• _Problem statement_
Without the images, print all the entries below exactly as given.

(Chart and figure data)

....

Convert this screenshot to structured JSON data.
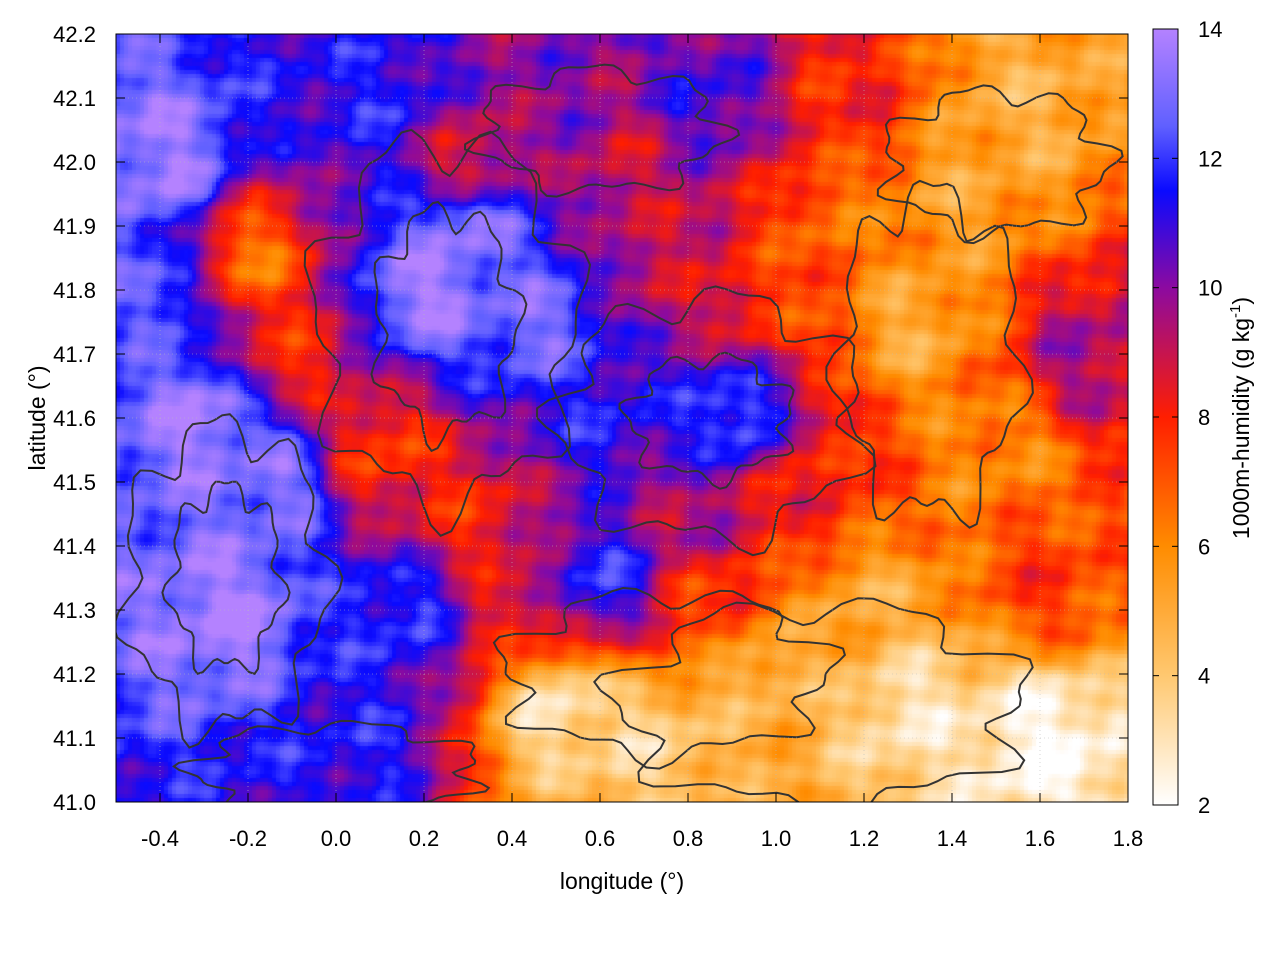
{
  "chart_data": {
    "type": "heatmap",
    "xlabel": "longitude (°)",
    "ylabel": "latitude (°)",
    "colorbar_label": "1000m-humidity (g kg⁻¹)",
    "colorbar_label_parts": {
      "base": "1000m-humidity (g kg",
      "sup": "-1",
      "close": ")"
    },
    "xlim": [
      -0.5,
      1.8
    ],
    "ylim": [
      41.0,
      42.2
    ],
    "zlim": [
      2,
      14
    ],
    "x_ticks": [
      -0.4,
      -0.2,
      0.0,
      0.2,
      0.4,
      0.6,
      0.8,
      1.0,
      1.2,
      1.4,
      1.6,
      1.8
    ],
    "x_tick_labels": [
      "-0.4",
      "-0.2",
      "0.0",
      "0.2",
      "0.4",
      "0.6",
      "0.8",
      "1.0",
      "1.2",
      "1.4",
      "1.6",
      "1.8"
    ],
    "y_ticks": [
      41.0,
      41.1,
      41.2,
      41.3,
      41.4,
      41.5,
      41.6,
      41.7,
      41.8,
      41.9,
      42.0,
      42.1,
      42.2
    ],
    "y_tick_labels": [
      "41.0",
      "41.1",
      "41.2",
      "41.3",
      "41.4",
      "41.5",
      "41.6",
      "41.7",
      "41.8",
      "41.9",
      "42.0",
      "42.1",
      "42.2"
    ],
    "colorbar_ticks": [
      2,
      4,
      6,
      8,
      10,
      12,
      14
    ],
    "colorbar_tick_labels": [
      "2",
      "4",
      "6",
      "8",
      "10",
      "12",
      "14"
    ],
    "colormap": [
      {
        "value": 2,
        "color": "#ffffff"
      },
      {
        "value": 4,
        "color": "#ffc870"
      },
      {
        "value": 6,
        "color": "#ff8c00"
      },
      {
        "value": 8,
        "color": "#ff1e00"
      },
      {
        "value": 10,
        "color": "#8c0aa0"
      },
      {
        "value": 11.5,
        "color": "#0a0aff"
      },
      {
        "value": 12.5,
        "color": "#6060ff"
      },
      {
        "value": 14,
        "color": "#b482ff"
      }
    ],
    "grid": true,
    "contour_color": "#333333",
    "humidity_regions": [
      {
        "lon": -0.3,
        "lat": 41.6,
        "value": 13.8
      },
      {
        "lon": -0.25,
        "lat": 41.3,
        "value": 13.8
      },
      {
        "lon": -0.15,
        "lat": 41.5,
        "value": 13.2
      },
      {
        "lon": -0.4,
        "lat": 42.0,
        "value": 13.6
      },
      {
        "lon": -0.4,
        "lat": 41.8,
        "value": 12.5
      },
      {
        "lon": 0.2,
        "lat": 41.8,
        "value": 13.8
      },
      {
        "lon": 0.3,
        "lat": 41.9,
        "value": 13.5
      },
      {
        "lon": 0.45,
        "lat": 41.75,
        "value": 13.0
      },
      {
        "lon": 0.1,
        "lat": 42.1,
        "value": 11.5
      },
      {
        "lon": 0.5,
        "lat": 42.1,
        "value": 10.0
      },
      {
        "lon": 0.85,
        "lat": 42.1,
        "value": 11.0
      },
      {
        "lon": 0.6,
        "lat": 41.6,
        "value": 11.5
      },
      {
        "lon": 0.9,
        "lat": 41.6,
        "value": 12.5
      },
      {
        "lon": 0.8,
        "lat": 41.45,
        "value": 9.5
      },
      {
        "lon": 0.6,
        "lat": 41.35,
        "value": 12.0
      },
      {
        "lon": 0.15,
        "lat": 41.3,
        "value": 12.0
      },
      {
        "lon": 0.05,
        "lat": 41.1,
        "value": 11.5
      },
      {
        "lon": -0.1,
        "lat": 41.7,
        "value": 8.0
      },
      {
        "lon": -0.2,
        "lat": 41.85,
        "value": 6.5
      },
      {
        "lon": 0.1,
        "lat": 41.55,
        "value": 7.5
      },
      {
        "lon": 0.3,
        "lat": 41.45,
        "value": 8.0
      },
      {
        "lon": 0.4,
        "lat": 41.3,
        "value": 8.5
      },
      {
        "lon": 0.5,
        "lat": 41.15,
        "value": 3.0
      },
      {
        "lon": 0.7,
        "lat": 41.1,
        "value": 3.5
      },
      {
        "lon": 0.95,
        "lat": 41.2,
        "value": 4.5
      },
      {
        "lon": 1.3,
        "lat": 41.15,
        "value": 3.0
      },
      {
        "lon": 1.6,
        "lat": 41.1,
        "value": 2.2
      },
      {
        "lon": 1.2,
        "lat": 41.3,
        "value": 5.0
      },
      {
        "lon": 1.3,
        "lat": 41.75,
        "value": 5.0
      },
      {
        "lon": 1.4,
        "lat": 41.95,
        "value": 5.2
      },
      {
        "lon": 1.55,
        "lat": 42.1,
        "value": 4.8
      },
      {
        "lon": 1.5,
        "lat": 41.55,
        "value": 6.0
      },
      {
        "lon": 1.7,
        "lat": 41.7,
        "value": 9.5
      },
      {
        "lon": 1.15,
        "lat": 41.9,
        "value": 6.5
      },
      {
        "lon": 1.0,
        "lat": 41.8,
        "value": 7.5
      },
      {
        "lon": 0.75,
        "lat": 41.85,
        "value": 9.0
      },
      {
        "lon": 0.85,
        "lat": 41.3,
        "value": 7.5
      },
      {
        "lon": 1.05,
        "lat": 41.5,
        "value": 8.0
      },
      {
        "lon": 1.6,
        "lat": 41.35,
        "value": 7.5
      },
      {
        "lon": 0.3,
        "lat": 42.0,
        "value": 8.5
      },
      {
        "lon": 0.65,
        "lat": 42.0,
        "value": 9.0
      },
      {
        "lon": 1.15,
        "lat": 42.1,
        "value": 8.0
      }
    ]
  }
}
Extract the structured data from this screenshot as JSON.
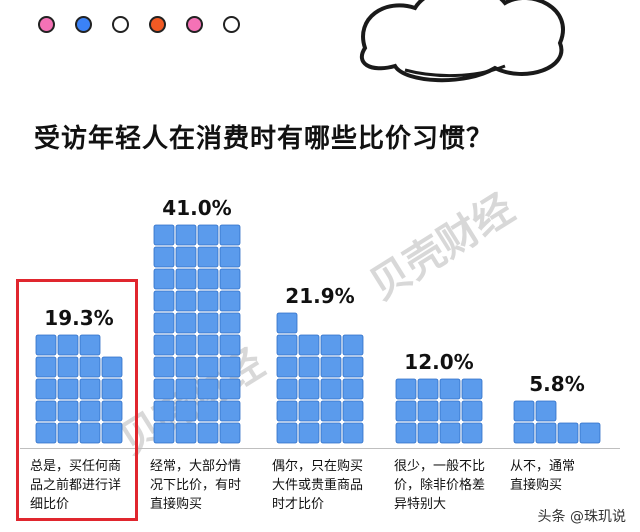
{
  "title": "受访年轻人在消费时有哪些比价习惯？",
  "colors": {
    "tile": "#5b9bec",
    "tile_edge": "#2f6fc6",
    "highlight": "#e0262e",
    "dots": [
      "#f472b6",
      "#3b82f6",
      "#ffffff",
      "#f15a24",
      "#f472b6",
      "#ffffff"
    ]
  },
  "watermark": {
    "text": "贝壳财经"
  },
  "footer": {
    "text": "头条 @珠玑说"
  },
  "chart_data": {
    "type": "bar",
    "unit": "%",
    "categories": [
      "总是，买任何商品之前都进行详细比价",
      "经常，大部分情况下比价，有时直接购买",
      "偶尔，只在购买大件或贵重商品时才比价",
      "很少，一般不比价，除非价格差异特别大",
      "从不，通常直接购买"
    ],
    "values": [
      19.3,
      41.0,
      21.9,
      12.0,
      5.8
    ],
    "value_labels": [
      "19.3%",
      "41.0%",
      "21.9%",
      "12.0%",
      "5.8%"
    ],
    "highlighted_index": 0,
    "ylim": [
      0,
      41.0
    ]
  },
  "categories_display": [
    [
      "总是，买任何商",
      "品之前都进行详",
      "细比价"
    ],
    [
      "经常，大部分情",
      "况下比价，有时",
      "直接购买"
    ],
    [
      "偶尔，只在购买",
      "大件或贵重商品",
      "时才比价"
    ],
    [
      "很少，一般不比",
      "价，除非价格差",
      "异特别大"
    ],
    [
      "从不，通常",
      "直接购买"
    ]
  ]
}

....

• _Solution to this task_
Convert this screenshot to structured JSON data.
{
  "chart_data": {
    "type": "heatmap",
    "xlabel": "longitude (°)",
    "ylabel": "latitude (°)",
    "colorbar_label": "1000m-humidity (g kg⁻¹)",
    "colorbar_label_parts": {
      "base": "1000m-humidity (g kg",
      "sup": "-1",
      "close": ")"
    },
    "xlim": [
      -0.5,
      1.8
    ],
    "ylim": [
      41.0,
      42.2
    ],
    "zlim": [
      2,
      14
    ],
    "x_ticks": [
      -0.4,
      -0.2,
      0.0,
      0.2,
      0.4,
      0.6,
      0.8,
      1.0,
      1.2,
      1.4,
      1.6,
      1.8
    ],
    "x_tick_labels": [
      "-0.4",
      "-0.2",
      "0.0",
      "0.2",
      "0.4",
      "0.6",
      "0.8",
      "1.0",
      "1.2",
      "1.4",
      "1.6",
      "1.8"
    ],
    "y_ticks": [
      41.0,
      41.1,
      41.2,
      41.3,
      41.4,
      41.5,
      41.6,
      41.7,
      41.8,
      41.9,
      42.0,
      42.1,
      42.2
    ],
    "y_tick_labels": [
      "41.0",
      "41.1",
      "41.2",
      "41.3",
      "41.4",
      "41.5",
      "41.6",
      "41.7",
      "41.8",
      "41.9",
      "42.0",
      "42.1",
      "42.2"
    ],
    "colorbar_ticks": [
      2,
      4,
      6,
      8,
      10,
      12,
      14
    ],
    "colorbar_tick_labels": [
      "2",
      "4",
      "6",
      "8",
      "10",
      "12",
      "14"
    ],
    "colormap": [
      {
        "value": 2,
        "color": "#ffffff"
      },
      {
        "value": 4,
        "color": "#ffc870"
      },
      {
        "value": 6,
        "color": "#ff8c00"
      },
      {
        "value": 8,
        "color": "#ff1e00"
      },
      {
        "value": 10,
        "color": "#8c0aa0"
      },
      {
        "value": 11.5,
        "color": "#0a0aff"
      },
      {
        "value": 12.5,
        "color": "#6060ff"
      },
      {
        "value": 14,
        "color": "#b482ff"
      }
    ],
    "grid": true,
    "contour_color": "#333333",
    "humidity_regions": [
      {
        "lon": -0.3,
        "lat": 41.6,
        "value": 13.8
      },
      {
        "lon": -0.25,
        "lat": 41.3,
        "value": 13.8
      },
      {
        "lon": -0.15,
        "lat": 41.5,
        "value": 13.2
      },
      {
        "lon": -0.4,
        "lat": 42.0,
        "value": 13.6
      },
      {
        "lon": -0.4,
        "lat": 41.8,
        "value": 12.5
      },
      {
        "lon": 0.2,
        "lat": 41.8,
        "value": 13.8
      },
      {
        "lon": 0.3,
        "lat": 41.9,
        "value": 13.5
      },
      {
        "lon": 0.45,
        "lat": 41.75,
        "value": 13.0
      },
      {
        "lon": 0.1,
        "lat": 42.1,
        "value": 11.5
      },
      {
        "lon": 0.5,
        "lat": 42.1,
        "value": 10.0
      },
      {
        "lon": 0.85,
        "lat": 42.1,
        "value": 11.0
      },
      {
        "lon": 0.6,
        "lat": 41.6,
        "value": 11.5
      },
      {
        "lon": 0.9,
        "lat": 41.6,
        "value": 12.5
      },
      {
        "lon": 0.8,
        "lat": 41.45,
        "value": 9.5
      },
      {
        "lon": 0.6,
        "lat": 41.35,
        "value": 12.0
      },
      {
        "lon": 0.15,
        "lat": 41.3,
        "value": 12.0
      },
      {
        "lon": 0.05,
        "lat": 41.1,
        "value": 11.5
      },
      {
        "lon": -0.1,
        "lat": 41.7,
        "value": 8.0
      },
      {
        "lon": -0.2,
        "lat": 41.85,
        "value": 6.5
      },
      {
        "lon": 0.1,
        "lat": 41.55,
        "value": 7.5
      },
      {
        "lon": 0.3,
        "lat": 41.45,
        "value": 8.0
      },
      {
        "lon": 0.4,
        "lat": 41.3,
        "value": 8.5
      },
      {
        "lon": 0.5,
        "lat": 41.15,
        "value": 3.0
      },
      {
        "lon": 0.7,
        "lat": 41.1,
        "value": 3.5
      },
      {
        "lon": 0.95,
        "lat": 41.2,
        "value": 4.5
      },
      {
        "lon": 1.3,
        "lat": 41.15,
        "value": 3.0
      },
      {
        "lon": 1.6,
        "lat": 41.1,
        "value": 2.2
      },
      {
        "lon": 1.2,
        "lat": 41.3,
        "value": 5.0
      },
      {
        "lon": 1.3,
        "lat": 41.75,
        "value": 5.0
      },
      {
        "lon": 1.4,
        "lat": 41.95,
        "value": 5.2
      },
      {
        "lon": 1.55,
        "lat": 42.1,
        "value": 4.8
      },
      {
        "lon": 1.5,
        "lat": 41.55,
        "value": 6.0
      },
      {
        "lon": 1.7,
        "lat": 41.7,
        "value": 9.5
      },
      {
        "lon": 1.15,
        "lat": 41.9,
        "value": 6.5
      },
      {
        "lon": 1.0,
        "lat": 41.8,
        "value": 7.5
      },
      {
        "lon": 0.75,
        "lat": 41.85,
        "value": 9.0
      },
      {
        "lon": 0.85,
        "lat": 41.3,
        "value": 7.5
      },
      {
        "lon": 1.05,
        "lat": 41.5,
        "value": 8.0
      },
      {
        "lon": 1.6,
        "lat": 41.35,
        "value": 7.5
      },
      {
        "lon": 0.3,
        "lat": 42.0,
        "value": 8.5
      },
      {
        "lon": 0.65,
        "lat": 42.0,
        "value": 9.0
      },
      {
        "lon": 1.15,
        "lat": 42.1,
        "value": 8.0
      }
    ]
  }
}
Extract the structured data from this screenshot as JSON.
{
  "title": "受访年轻人在消费时有哪些比价习惯？",
  "colors": {
    "tile": "#5b9bec",
    "tile_edge": "#2f6fc6",
    "highlight": "#e0262e",
    "dots": [
      "#f472b6",
      "#3b82f6",
      "#ffffff",
      "#f15a24",
      "#f472b6",
      "#ffffff"
    ]
  },
  "watermark": {
    "text": "贝壳财经"
  },
  "footer": {
    "text": "头条 @珠玑说"
  },
  "chart_data": {
    "type": "bar",
    "unit": "%",
    "categories": [
      "总是，买任何商品之前都进行详细比价",
      "经常，大部分情况下比价，有时直接购买",
      "偶尔，只在购买大件或贵重商品时才比价",
      "很少，一般不比价，除非价格差异特别大",
      "从不，通常直接购买"
    ],
    "values": [
      19.3,
      41.0,
      21.9,
      12.0,
      5.8
    ],
    "value_labels": [
      "19.3%",
      "41.0%",
      "21.9%",
      "12.0%",
      "5.8%"
    ],
    "highlighted_index": 0,
    "ylim": [
      0,
      41.0
    ]
  },
  "categories_display": [
    [
      "总是，买任何商",
      "品之前都进行详",
      "细比价"
    ],
    [
      "经常，大部分情",
      "况下比价，有时",
      "直接购买"
    ],
    [
      "偶尔，只在购买",
      "大件或贵重商品",
      "时才比价"
    ],
    [
      "很少，一般不比",
      "价，除非价格差",
      "异特别大"
    ],
    [
      "从不，通常",
      "直接购买"
    ]
  ]
}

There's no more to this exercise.